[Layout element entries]
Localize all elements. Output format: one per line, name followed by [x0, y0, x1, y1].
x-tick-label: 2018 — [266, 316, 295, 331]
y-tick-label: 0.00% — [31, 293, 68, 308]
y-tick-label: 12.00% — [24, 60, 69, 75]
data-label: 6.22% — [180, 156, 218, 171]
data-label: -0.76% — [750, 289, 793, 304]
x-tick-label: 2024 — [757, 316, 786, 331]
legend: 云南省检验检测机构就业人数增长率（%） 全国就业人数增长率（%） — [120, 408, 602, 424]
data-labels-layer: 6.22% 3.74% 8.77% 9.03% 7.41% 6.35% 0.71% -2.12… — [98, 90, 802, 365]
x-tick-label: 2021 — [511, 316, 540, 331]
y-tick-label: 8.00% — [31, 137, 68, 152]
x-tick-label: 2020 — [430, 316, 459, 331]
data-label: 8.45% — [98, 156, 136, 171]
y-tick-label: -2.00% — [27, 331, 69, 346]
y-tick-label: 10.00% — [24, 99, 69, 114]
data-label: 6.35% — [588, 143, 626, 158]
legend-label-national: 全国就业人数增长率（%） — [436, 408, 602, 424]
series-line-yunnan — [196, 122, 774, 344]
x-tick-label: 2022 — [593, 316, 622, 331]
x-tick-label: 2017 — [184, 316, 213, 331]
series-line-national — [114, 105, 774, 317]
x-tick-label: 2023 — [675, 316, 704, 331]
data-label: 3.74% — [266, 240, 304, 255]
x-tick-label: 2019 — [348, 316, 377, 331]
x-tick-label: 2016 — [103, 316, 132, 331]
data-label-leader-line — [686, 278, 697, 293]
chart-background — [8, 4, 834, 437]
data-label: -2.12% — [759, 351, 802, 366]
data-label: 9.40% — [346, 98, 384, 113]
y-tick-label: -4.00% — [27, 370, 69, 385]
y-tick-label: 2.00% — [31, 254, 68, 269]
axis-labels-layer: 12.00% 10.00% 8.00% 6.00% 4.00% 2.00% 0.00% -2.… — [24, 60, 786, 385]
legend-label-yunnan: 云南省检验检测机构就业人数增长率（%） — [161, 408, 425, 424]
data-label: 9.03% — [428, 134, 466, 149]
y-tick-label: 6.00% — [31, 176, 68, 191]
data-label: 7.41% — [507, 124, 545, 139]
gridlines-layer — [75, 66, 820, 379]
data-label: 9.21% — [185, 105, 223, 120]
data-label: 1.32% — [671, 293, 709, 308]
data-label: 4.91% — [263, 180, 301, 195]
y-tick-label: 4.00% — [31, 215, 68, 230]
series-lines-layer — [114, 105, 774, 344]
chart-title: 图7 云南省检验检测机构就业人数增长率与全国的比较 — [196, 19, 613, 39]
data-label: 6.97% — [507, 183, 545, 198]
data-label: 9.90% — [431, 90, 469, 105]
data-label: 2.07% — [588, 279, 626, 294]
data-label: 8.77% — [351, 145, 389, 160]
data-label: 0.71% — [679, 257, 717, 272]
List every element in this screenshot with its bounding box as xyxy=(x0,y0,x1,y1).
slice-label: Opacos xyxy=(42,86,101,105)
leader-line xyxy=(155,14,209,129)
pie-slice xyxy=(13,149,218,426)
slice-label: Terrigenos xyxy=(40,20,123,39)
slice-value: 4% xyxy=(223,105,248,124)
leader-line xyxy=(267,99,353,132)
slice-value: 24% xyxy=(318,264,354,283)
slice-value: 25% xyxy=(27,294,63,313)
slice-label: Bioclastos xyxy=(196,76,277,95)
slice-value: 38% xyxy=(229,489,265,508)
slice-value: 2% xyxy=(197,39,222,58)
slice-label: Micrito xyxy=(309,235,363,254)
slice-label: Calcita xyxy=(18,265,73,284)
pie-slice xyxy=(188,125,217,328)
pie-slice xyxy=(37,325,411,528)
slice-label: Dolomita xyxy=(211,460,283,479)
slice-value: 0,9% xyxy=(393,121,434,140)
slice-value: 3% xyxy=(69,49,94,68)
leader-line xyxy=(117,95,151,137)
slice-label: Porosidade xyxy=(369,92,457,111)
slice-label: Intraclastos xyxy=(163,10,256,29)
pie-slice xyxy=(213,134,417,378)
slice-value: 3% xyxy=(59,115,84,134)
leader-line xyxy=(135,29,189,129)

● **Exercise requirements**
Please render every line of the listing above as a Markdown table with two columns, Row and Entry, numbering the rows in order and omitting any blank lines.

● **Reply**
| Row | Entry |
|---|---|
| 1 | Localize all elements. Output format: one per line, name followed by [x0, y0, x1, y1]. |
| 2 | x-tick-label: 2018 — [266, 316, 295, 331] |
| 3 | y-tick-label: 0.00% — [31, 293, 68, 308] |
| 4 | y-tick-label: 12.00% — [24, 60, 69, 75] |
| 5 | data-label: 6.22% — [180, 156, 218, 171] |
| 6 | data-label: -0.76% — [750, 289, 793, 304] |
| 7 | x-tick-label: 2024 — [757, 316, 786, 331] |
| 8 | legend: 云南省检验检测机构就业人数增长率（%） 全国就业人数增长率（%） — [120, 408, 602, 424] |
| 9 | data-labels-layer: 6.22% 3.74% 8.77% 9.03% 7.41% 6.35% 0.71% -2.12… — [98, 90, 802, 365] |
| 10 | x-tick-label: 2021 — [511, 316, 540, 331] |
| 11 | y-tick-label: 8.00% — [31, 137, 68, 152] |
| 12 | x-tick-label: 2020 — [430, 316, 459, 331] |
| 13 | data-label: 8.45% — [98, 156, 136, 171] |
| 14 | y-tick-label: -2.00% — [27, 331, 69, 346] |
| 15 | y-tick-label: 10.00% — [24, 99, 69, 114] |
| 16 | data-label: 6.35% — [588, 143, 626, 158] |
| 17 | legend-label-national: 全国就业人数增长率（%） — [436, 408, 602, 424] |
| 18 | series-line-yunnan — [196, 122, 774, 344] |
| 19 | x-tick-label: 2022 — [593, 316, 622, 331] |
| 20 | x-tick-label: 2017 — [184, 316, 213, 331] |
| 21 | series-line-national — [114, 105, 774, 317] |
| 22 | x-tick-label: 2023 — [675, 316, 704, 331] |
| 23 | data-label: 3.74% — [266, 240, 304, 255] |
| 24 | x-tick-label: 2019 — [348, 316, 377, 331] |
| 25 | x-tick-label: 2016 — [103, 316, 132, 331] |
| 26 | data-label-leader-line — [686, 278, 697, 293] |
| 27 | chart-background — [8, 4, 834, 437] |
| 28 | data-label: -2.12% — [759, 351, 802, 366] |
| 29 | data-label: 9.40% — [346, 98, 384, 113] |
| 30 | y-tick-label: -4.00% — [27, 370, 69, 385] |
| 31 | y-tick-label: 2.00% — [31, 254, 68, 269] |
| 32 | axis-labels-layer: 12.00% 10.00% 8.00% 6.00% 4.00% 2.00% 0.00% -2.… — [24, 60, 786, 385] |
| 33 | legend-label-yunnan: 云南省检验检测机构就业人数增长率（%） — [161, 408, 425, 424] |
| 34 | data-label: 9.03% — [428, 134, 466, 149] |
| 35 | y-tick-label: 6.00% — [31, 176, 68, 191] |
| 36 | data-label: 7.41% — [507, 124, 545, 139] |
| 37 | gridlines-layer — [75, 66, 820, 379] |
| 38 | data-label: 9.21% — [185, 105, 223, 120] |
| 39 | data-label: 1.32% — [671, 293, 709, 308] |
| 40 | data-label: 4.91% — [263, 180, 301, 195] |
| 41 | y-tick-label: 4.00% — [31, 215, 68, 230] |
| 42 | series-lines-layer — [114, 105, 774, 344] |
| 43 | chart-title: 图7 云南省检验检测机构就业人数增长率与全国的比较 — [196, 19, 613, 39] |
| 44 | data-label: 6.97% — [507, 183, 545, 198] |
| 45 | data-label: 9.90% — [431, 90, 469, 105] |
| 46 | data-label: 2.07% — [588, 279, 626, 294] |
| 47 | data-label: 8.77% — [351, 145, 389, 160] |
| 48 | data-label: 0.71% — [679, 257, 717, 272] |
| 49 | List every element in this screenshot with its bounding box as xyxy=(x0,y0,x1,y1). |
| 50 | slice-label: Opacos xyxy=(42,86,101,105) |
| 51 | leader-line xyxy=(155,14,209,129) |
| 52 | pie-slice xyxy=(13,149,218,426) |
| 53 | slice-label: Terrigenos xyxy=(40,20,123,39) |
| 54 | slice-value: 4% xyxy=(223,105,248,124) |
| 55 | leader-line xyxy=(267,99,353,132) |
| 56 | slice-value: 24% xyxy=(318,264,354,283) |
| 57 | slice-value: 25% xyxy=(27,294,63,313) |
| 58 | slice-label: Bioclastos xyxy=(196,76,277,95) |
| 59 | slice-value: 38% xyxy=(229,489,265,508) |
| 60 | slice-value: 2% xyxy=(197,39,222,58) |
| 61 | slice-label: Micrito xyxy=(309,235,363,254) |
| 62 | slice-label: Calcita xyxy=(18,265,73,284) |
| 63 | pie-slice xyxy=(188,125,217,328) |
| 64 | pie-slice xyxy=(37,325,411,528) |
| 65 | slice-label: Dolomita xyxy=(211,460,283,479) |
| 66 | slice-value: 0,9% xyxy=(393,121,434,140) |
| 67 | slice-value: 3% xyxy=(69,49,94,68) |
| 68 | leader-line xyxy=(117,95,151,137) |
| 69 | slice-label: Porosidade xyxy=(369,92,457,111) |
| 70 | slice-label: Intraclastos xyxy=(163,10,256,29) |
| 71 | pie-slice xyxy=(213,134,417,378) |
| 72 | slice-value: 3% xyxy=(59,115,84,134) |
| 73 | leader-line xyxy=(135,29,189,129) |